**What you will do**. Extract every line that contains the word "které".

--- START OF Material for the task ---

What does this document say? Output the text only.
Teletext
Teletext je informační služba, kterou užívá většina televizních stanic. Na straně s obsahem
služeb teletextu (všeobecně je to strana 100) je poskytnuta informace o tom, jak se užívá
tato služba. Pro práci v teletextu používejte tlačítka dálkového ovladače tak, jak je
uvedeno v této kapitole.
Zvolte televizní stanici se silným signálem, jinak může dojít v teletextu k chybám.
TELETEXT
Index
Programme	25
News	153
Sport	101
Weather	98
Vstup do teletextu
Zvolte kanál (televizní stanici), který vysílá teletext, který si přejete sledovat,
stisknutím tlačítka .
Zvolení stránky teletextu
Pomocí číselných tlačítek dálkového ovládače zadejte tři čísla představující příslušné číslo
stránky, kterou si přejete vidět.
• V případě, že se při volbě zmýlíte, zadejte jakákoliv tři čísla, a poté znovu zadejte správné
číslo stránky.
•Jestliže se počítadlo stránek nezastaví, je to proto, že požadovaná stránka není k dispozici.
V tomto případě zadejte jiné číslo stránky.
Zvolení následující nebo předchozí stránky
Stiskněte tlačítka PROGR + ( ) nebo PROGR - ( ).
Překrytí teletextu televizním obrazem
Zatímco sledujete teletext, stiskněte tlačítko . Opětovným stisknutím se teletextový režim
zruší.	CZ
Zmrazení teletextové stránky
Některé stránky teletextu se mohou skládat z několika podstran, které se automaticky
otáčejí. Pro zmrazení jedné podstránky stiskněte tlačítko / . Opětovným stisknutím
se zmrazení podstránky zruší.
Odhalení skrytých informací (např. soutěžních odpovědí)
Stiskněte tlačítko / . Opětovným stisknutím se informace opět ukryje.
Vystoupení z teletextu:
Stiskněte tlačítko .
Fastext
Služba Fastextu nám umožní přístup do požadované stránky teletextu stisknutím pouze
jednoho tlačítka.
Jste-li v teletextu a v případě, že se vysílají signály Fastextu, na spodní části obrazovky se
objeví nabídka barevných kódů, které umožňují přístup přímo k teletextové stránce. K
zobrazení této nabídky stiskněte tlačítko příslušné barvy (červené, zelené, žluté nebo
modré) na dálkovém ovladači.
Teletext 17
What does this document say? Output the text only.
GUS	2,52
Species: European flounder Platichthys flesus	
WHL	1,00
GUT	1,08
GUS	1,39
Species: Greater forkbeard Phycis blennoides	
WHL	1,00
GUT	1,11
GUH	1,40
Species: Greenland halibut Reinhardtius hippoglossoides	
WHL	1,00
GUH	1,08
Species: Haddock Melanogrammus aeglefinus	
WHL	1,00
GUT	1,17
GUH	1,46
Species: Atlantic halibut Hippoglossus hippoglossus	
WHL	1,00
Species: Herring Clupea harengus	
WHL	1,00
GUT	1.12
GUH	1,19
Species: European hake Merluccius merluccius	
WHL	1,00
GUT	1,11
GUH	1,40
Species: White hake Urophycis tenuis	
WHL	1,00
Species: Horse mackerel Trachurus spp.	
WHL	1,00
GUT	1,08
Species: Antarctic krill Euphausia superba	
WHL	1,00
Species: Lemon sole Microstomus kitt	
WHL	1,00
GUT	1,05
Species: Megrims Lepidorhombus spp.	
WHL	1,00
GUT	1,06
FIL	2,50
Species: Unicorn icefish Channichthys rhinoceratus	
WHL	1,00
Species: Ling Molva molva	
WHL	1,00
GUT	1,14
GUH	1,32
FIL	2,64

--- END OF Material for the task ---

**Correct answer**.
Některé stránky teletextu se mohou skládat z několika podstran, které se automaticky
objeví nabídka barevných kódů, které umožňují přístup přímo k teletextové stránce. K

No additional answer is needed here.